**Stored records**
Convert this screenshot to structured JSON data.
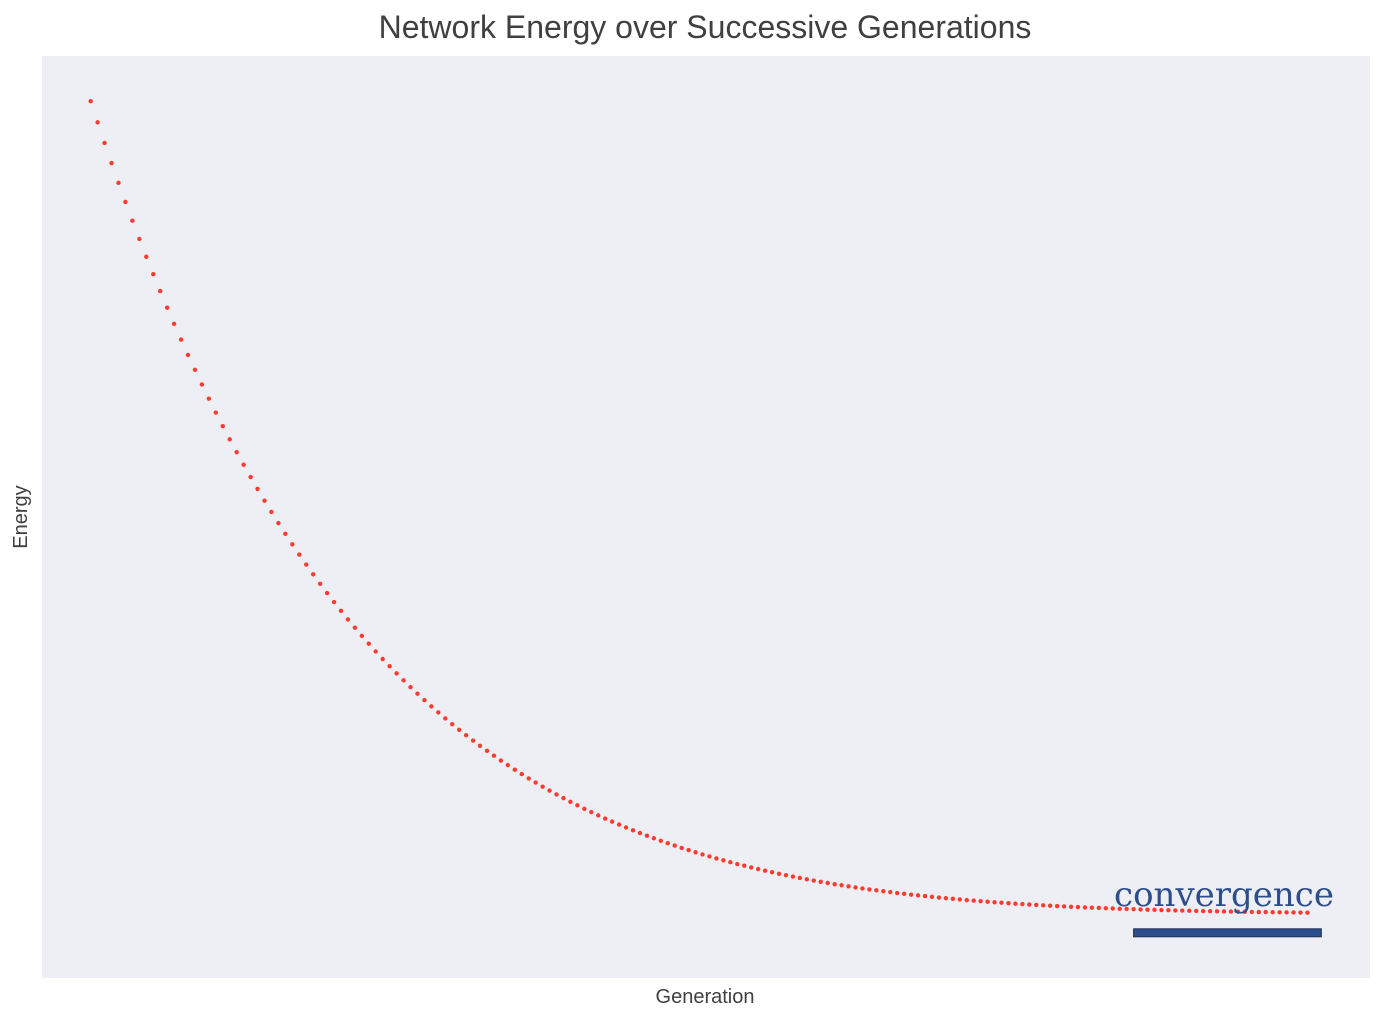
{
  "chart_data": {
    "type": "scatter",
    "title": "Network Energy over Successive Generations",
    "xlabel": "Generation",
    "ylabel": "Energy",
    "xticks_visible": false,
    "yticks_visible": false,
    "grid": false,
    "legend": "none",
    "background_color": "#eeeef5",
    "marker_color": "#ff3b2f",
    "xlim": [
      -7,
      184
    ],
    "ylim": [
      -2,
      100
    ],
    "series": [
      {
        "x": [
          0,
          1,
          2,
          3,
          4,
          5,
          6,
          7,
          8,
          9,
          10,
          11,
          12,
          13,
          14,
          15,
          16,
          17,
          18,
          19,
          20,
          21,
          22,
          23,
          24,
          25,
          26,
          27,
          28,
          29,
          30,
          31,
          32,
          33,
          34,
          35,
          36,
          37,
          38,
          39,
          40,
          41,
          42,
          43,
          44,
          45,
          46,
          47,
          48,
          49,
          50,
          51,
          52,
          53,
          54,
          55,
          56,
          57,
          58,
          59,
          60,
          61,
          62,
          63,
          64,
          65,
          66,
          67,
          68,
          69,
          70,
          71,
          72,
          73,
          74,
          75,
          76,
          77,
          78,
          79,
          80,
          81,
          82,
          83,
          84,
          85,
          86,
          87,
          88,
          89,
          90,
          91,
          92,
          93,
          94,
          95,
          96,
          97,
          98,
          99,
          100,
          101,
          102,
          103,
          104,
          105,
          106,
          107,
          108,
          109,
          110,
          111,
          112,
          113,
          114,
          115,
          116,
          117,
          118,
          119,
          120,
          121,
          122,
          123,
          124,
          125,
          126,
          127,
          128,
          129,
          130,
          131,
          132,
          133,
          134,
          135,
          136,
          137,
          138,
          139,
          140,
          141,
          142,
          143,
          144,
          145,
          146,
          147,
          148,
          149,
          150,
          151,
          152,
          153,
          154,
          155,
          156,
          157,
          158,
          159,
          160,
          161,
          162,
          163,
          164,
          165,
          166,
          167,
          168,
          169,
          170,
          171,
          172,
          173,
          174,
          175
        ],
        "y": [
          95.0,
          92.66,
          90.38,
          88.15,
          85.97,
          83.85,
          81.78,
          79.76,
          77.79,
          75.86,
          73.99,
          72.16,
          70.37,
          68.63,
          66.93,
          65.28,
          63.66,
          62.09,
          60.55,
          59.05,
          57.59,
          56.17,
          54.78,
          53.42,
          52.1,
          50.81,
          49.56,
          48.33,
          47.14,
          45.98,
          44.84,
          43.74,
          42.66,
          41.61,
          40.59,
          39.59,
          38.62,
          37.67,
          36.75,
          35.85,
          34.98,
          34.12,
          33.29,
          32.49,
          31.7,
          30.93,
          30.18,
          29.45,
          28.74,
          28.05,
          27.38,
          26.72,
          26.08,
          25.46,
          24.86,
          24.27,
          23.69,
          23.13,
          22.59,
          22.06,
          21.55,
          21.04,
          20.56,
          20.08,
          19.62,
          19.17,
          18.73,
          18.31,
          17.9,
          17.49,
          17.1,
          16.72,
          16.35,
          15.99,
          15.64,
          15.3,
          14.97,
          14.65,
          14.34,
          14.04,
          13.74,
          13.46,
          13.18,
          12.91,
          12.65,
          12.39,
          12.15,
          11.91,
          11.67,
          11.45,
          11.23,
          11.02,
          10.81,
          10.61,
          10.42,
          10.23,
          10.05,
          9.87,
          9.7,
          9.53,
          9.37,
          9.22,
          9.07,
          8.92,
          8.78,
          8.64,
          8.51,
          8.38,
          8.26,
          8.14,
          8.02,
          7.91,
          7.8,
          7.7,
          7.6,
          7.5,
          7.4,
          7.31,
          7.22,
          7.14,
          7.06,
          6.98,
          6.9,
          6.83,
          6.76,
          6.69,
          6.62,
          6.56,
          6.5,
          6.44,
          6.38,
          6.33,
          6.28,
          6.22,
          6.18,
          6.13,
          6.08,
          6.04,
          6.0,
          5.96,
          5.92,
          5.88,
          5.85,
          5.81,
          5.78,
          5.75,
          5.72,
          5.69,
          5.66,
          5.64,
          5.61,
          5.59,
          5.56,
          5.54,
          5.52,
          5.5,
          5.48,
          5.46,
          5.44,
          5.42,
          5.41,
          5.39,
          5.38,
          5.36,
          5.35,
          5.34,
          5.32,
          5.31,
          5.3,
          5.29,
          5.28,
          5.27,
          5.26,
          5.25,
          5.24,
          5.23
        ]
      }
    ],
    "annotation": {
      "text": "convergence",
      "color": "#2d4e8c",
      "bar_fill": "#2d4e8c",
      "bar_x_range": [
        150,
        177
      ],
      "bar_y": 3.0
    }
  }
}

**AIM OF THE TASK**
Every line is to be duplicated exactly, though pictures stay out.

**RESULT**
Convert this screenshot to structured JSON data.
{
  "chart_data": {
    "type": "scatter",
    "title": "Network Energy over Successive Generations",
    "xlabel": "Generation",
    "ylabel": "Energy",
    "xticks_visible": false,
    "yticks_visible": false,
    "grid": false,
    "legend": "none",
    "background_color": "#eeeef5",
    "marker_color": "#ff3b2f",
    "xlim": [
      -7,
      184
    ],
    "ylim": [
      -2,
      100
    ],
    "series": [
      {
        "x": [
          0,
          1,
          2,
          3,
          4,
          5,
          6,
          7,
          8,
          9,
          10,
          11,
          12,
          13,
          14,
          15,
          16,
          17,
          18,
          19,
          20,
          21,
          22,
          23,
          24,
          25,
          26,
          27,
          28,
          29,
          30,
          31,
          32,
          33,
          34,
          35,
          36,
          37,
          38,
          39,
          40,
          41,
          42,
          43,
          44,
          45,
          46,
          47,
          48,
          49,
          50,
          51,
          52,
          53,
          54,
          55,
          56,
          57,
          58,
          59,
          60,
          61,
          62,
          63,
          64,
          65,
          66,
          67,
          68,
          69,
          70,
          71,
          72,
          73,
          74,
          75,
          76,
          77,
          78,
          79,
          80,
          81,
          82,
          83,
          84,
          85,
          86,
          87,
          88,
          89,
          90,
          91,
          92,
          93,
          94,
          95,
          96,
          97,
          98,
          99,
          100,
          101,
          102,
          103,
          104,
          105,
          106,
          107,
          108,
          109,
          110,
          111,
          112,
          113,
          114,
          115,
          116,
          117,
          118,
          119,
          120,
          121,
          122,
          123,
          124,
          125,
          126,
          127,
          128,
          129,
          130,
          131,
          132,
          133,
          134,
          135,
          136,
          137,
          138,
          139,
          140,
          141,
          142,
          143,
          144,
          145,
          146,
          147,
          148,
          149,
          150,
          151,
          152,
          153,
          154,
          155,
          156,
          157,
          158,
          159,
          160,
          161,
          162,
          163,
          164,
          165,
          166,
          167,
          168,
          169,
          170,
          171,
          172,
          173,
          174,
          175
        ],
        "y": [
          95.0,
          92.66,
          90.38,
          88.15,
          85.97,
          83.85,
          81.78,
          79.76,
          77.79,
          75.86,
          73.99,
          72.16,
          70.37,
          68.63,
          66.93,
          65.28,
          63.66,
          62.09,
          60.55,
          59.05,
          57.59,
          56.17,
          54.78,
          53.42,
          52.1,
          50.81,
          49.56,
          48.33,
          47.14,
          45.98,
          44.84,
          43.74,
          42.66,
          41.61,
          40.59,
          39.59,
          38.62,
          37.67,
          36.75,
          35.85,
          34.98,
          34.12,
          33.29,
          32.49,
          31.7,
          30.93,
          30.18,
          29.45,
          28.74,
          28.05,
          27.38,
          26.72,
          26.08,
          25.46,
          24.86,
          24.27,
          23.69,
          23.13,
          22.59,
          22.06,
          21.55,
          21.04,
          20.56,
          20.08,
          19.62,
          19.17,
          18.73,
          18.31,
          17.9,
          17.49,
          17.1,
          16.72,
          16.35,
          15.99,
          15.64,
          15.3,
          14.97,
          14.65,
          14.34,
          14.04,
          13.74,
          13.46,
          13.18,
          12.91,
          12.65,
          12.39,
          12.15,
          11.91,
          11.67,
          11.45,
          11.23,
          11.02,
          10.81,
          10.61,
          10.42,
          10.23,
          10.05,
          9.87,
          9.7,
          9.53,
          9.37,
          9.22,
          9.07,
          8.92,
          8.78,
          8.64,
          8.51,
          8.38,
          8.26,
          8.14,
          8.02,
          7.91,
          7.8,
          7.7,
          7.6,
          7.5,
          7.4,
          7.31,
          7.22,
          7.14,
          7.06,
          6.98,
          6.9,
          6.83,
          6.76,
          6.69,
          6.62,
          6.56,
          6.5,
          6.44,
          6.38,
          6.33,
          6.28,
          6.22,
          6.18,
          6.13,
          6.08,
          6.04,
          6.0,
          5.96,
          5.92,
          5.88,
          5.85,
          5.81,
          5.78,
          5.75,
          5.72,
          5.69,
          5.66,
          5.64,
          5.61,
          5.59,
          5.56,
          5.54,
          5.52,
          5.5,
          5.48,
          5.46,
          5.44,
          5.42,
          5.41,
          5.39,
          5.38,
          5.36,
          5.35,
          5.34,
          5.32,
          5.31,
          5.3,
          5.29,
          5.28,
          5.27,
          5.26,
          5.25,
          5.24,
          5.23
        ]
      }
    ],
    "annotation": {
      "text": "convergence",
      "color": "#2d4e8c",
      "bar_fill": "#2d4e8c",
      "bar_x_range": [
        150,
        177
      ],
      "bar_y": 3.0
    }
  }
}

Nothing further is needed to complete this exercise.